▶ **WHAT YOU NEED TO DO**: Gather each line of the entries below that includes "screenshot".

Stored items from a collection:
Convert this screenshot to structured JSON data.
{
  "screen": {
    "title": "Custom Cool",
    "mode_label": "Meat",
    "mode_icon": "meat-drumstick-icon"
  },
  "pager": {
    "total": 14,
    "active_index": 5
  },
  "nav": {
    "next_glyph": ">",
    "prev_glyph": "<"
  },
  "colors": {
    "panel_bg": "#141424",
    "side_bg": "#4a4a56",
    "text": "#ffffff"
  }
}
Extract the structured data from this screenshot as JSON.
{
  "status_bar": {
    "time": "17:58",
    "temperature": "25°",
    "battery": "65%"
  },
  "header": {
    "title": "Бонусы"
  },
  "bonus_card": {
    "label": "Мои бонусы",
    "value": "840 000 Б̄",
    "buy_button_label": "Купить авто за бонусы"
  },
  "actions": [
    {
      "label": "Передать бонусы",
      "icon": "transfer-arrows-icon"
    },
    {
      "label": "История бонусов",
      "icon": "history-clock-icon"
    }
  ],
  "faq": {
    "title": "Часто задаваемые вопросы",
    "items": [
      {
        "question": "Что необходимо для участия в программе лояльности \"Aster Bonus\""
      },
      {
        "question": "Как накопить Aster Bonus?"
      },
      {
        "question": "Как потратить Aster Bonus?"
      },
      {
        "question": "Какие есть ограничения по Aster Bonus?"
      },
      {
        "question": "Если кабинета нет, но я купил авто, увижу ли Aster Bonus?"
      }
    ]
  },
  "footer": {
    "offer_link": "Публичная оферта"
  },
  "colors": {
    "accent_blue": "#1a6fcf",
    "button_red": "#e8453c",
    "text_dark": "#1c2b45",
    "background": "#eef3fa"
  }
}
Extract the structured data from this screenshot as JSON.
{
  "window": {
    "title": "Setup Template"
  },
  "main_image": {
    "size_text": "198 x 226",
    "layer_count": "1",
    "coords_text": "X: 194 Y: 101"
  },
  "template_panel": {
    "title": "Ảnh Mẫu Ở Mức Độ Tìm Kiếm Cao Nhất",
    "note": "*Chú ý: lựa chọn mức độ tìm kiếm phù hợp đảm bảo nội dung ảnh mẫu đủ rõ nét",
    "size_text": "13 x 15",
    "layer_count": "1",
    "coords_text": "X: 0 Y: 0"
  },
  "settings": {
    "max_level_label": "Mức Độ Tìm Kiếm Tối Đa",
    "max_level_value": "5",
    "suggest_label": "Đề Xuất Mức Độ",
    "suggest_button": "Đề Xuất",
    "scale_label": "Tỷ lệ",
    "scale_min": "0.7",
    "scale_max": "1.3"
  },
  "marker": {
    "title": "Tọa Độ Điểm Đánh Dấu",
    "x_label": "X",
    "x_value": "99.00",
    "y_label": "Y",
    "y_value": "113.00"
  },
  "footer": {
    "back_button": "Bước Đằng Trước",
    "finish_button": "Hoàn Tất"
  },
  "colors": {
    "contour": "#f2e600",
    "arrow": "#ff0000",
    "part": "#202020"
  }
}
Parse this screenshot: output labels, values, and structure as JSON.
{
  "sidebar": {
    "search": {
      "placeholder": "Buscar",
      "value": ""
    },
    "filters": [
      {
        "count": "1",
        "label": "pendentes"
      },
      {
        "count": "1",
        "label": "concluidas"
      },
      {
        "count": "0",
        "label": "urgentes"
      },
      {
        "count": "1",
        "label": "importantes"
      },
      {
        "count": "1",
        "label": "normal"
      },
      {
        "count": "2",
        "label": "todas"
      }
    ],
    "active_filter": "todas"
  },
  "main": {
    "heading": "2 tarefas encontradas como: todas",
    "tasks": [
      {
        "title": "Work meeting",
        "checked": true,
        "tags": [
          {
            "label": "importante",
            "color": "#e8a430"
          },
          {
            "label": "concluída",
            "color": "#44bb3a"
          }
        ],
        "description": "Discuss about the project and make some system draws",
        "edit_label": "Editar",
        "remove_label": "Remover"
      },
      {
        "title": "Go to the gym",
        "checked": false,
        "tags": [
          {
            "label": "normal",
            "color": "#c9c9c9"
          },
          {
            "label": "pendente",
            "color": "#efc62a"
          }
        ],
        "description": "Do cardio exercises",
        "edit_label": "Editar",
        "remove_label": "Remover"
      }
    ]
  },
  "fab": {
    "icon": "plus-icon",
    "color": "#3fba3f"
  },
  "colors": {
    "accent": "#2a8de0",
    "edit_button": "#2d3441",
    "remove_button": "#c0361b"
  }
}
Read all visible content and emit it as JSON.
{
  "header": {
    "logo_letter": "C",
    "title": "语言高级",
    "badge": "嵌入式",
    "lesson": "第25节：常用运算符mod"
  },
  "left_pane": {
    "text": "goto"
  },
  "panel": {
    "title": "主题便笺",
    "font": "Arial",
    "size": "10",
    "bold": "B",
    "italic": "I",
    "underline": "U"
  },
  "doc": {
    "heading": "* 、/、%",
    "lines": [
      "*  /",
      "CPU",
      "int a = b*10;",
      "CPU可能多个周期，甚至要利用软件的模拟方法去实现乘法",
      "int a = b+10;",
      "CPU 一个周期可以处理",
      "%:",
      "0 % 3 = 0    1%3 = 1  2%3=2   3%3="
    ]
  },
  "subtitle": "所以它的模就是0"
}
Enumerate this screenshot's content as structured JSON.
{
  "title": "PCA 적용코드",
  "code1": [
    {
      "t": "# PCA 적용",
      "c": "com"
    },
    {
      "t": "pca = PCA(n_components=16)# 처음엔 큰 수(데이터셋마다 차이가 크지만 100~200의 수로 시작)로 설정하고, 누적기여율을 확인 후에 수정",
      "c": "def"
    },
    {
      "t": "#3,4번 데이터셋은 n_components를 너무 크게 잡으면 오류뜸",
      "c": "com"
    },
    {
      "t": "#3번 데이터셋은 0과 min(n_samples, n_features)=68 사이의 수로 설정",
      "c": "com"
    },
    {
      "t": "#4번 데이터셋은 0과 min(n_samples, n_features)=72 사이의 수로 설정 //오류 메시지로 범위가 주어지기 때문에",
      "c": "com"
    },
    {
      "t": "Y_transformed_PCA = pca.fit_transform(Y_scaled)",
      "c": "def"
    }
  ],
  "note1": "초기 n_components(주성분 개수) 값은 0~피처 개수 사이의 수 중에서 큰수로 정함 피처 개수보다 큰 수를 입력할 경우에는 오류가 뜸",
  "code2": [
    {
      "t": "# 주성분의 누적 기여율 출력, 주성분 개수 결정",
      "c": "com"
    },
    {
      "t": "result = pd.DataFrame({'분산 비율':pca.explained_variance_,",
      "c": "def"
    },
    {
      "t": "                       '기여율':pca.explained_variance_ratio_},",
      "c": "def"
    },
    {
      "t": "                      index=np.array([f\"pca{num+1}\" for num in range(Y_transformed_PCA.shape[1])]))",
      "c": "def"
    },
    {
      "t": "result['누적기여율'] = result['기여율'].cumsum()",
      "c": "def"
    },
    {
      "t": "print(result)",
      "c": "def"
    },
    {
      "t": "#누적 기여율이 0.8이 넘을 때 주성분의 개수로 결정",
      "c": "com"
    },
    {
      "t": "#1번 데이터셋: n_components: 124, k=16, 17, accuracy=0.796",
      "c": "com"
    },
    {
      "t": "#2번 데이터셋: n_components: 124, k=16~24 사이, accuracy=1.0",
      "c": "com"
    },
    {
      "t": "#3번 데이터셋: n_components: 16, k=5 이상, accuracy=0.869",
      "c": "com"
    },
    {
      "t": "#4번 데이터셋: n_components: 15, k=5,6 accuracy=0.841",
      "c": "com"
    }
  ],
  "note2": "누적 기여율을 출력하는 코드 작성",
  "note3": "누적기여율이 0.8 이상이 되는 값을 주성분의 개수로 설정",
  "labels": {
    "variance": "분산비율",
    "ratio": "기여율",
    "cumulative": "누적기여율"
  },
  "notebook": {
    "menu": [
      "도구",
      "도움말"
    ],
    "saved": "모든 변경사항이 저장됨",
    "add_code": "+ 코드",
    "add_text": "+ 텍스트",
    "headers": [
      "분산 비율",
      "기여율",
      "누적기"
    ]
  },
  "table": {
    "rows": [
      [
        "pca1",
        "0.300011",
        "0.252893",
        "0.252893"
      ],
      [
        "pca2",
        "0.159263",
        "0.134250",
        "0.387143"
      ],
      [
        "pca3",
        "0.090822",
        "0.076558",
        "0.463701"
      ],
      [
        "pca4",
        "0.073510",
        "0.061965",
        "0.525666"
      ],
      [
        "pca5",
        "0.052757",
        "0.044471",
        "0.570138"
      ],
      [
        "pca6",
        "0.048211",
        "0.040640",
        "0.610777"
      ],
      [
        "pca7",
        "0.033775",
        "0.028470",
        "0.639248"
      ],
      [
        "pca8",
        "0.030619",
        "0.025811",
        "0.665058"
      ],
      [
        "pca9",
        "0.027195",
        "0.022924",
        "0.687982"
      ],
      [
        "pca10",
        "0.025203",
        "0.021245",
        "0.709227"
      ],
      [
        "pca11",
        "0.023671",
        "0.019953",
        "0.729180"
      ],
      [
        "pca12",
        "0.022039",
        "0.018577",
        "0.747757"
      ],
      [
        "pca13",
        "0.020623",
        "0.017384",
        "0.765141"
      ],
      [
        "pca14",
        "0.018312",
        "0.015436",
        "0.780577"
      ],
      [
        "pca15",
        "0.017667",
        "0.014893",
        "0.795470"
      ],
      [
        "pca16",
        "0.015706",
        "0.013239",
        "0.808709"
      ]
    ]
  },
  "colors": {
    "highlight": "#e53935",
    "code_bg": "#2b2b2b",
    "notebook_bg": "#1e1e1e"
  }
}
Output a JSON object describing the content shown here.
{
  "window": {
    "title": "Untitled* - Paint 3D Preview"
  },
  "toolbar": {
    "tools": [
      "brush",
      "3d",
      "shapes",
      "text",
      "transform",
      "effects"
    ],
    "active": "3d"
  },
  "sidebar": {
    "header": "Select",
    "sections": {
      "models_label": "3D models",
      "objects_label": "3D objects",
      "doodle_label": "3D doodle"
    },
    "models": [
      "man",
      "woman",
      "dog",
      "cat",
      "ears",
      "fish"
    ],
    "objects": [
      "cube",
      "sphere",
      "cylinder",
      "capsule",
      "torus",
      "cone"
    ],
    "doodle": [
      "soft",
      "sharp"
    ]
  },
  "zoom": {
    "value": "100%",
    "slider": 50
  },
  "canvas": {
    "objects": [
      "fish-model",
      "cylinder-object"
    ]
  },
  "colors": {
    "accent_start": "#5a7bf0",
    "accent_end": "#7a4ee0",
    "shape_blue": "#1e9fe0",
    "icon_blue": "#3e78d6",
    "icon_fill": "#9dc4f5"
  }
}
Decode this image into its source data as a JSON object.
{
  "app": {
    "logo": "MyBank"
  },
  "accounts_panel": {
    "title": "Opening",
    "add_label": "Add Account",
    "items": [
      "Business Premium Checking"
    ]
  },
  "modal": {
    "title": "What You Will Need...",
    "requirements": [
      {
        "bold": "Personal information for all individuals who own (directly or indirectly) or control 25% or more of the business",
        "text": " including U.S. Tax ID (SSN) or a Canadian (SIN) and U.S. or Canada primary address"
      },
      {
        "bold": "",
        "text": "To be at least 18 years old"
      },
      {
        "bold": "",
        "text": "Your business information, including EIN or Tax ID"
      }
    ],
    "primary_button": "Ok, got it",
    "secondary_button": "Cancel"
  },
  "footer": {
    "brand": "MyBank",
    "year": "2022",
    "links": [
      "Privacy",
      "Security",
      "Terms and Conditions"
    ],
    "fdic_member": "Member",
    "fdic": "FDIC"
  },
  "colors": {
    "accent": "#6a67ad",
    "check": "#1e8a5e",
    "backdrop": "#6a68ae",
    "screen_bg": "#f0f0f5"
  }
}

▶ **TASK OUTPUT**:
Convert this screenshot to structured JSON data.
Extract the structured data from this screenshot as JSON.
Extract the structured data from this screenshot as JSON.
Parse this screenshot: output labels, values, and structure as JSON.
Enumerate this screenshot's content as structured JSON.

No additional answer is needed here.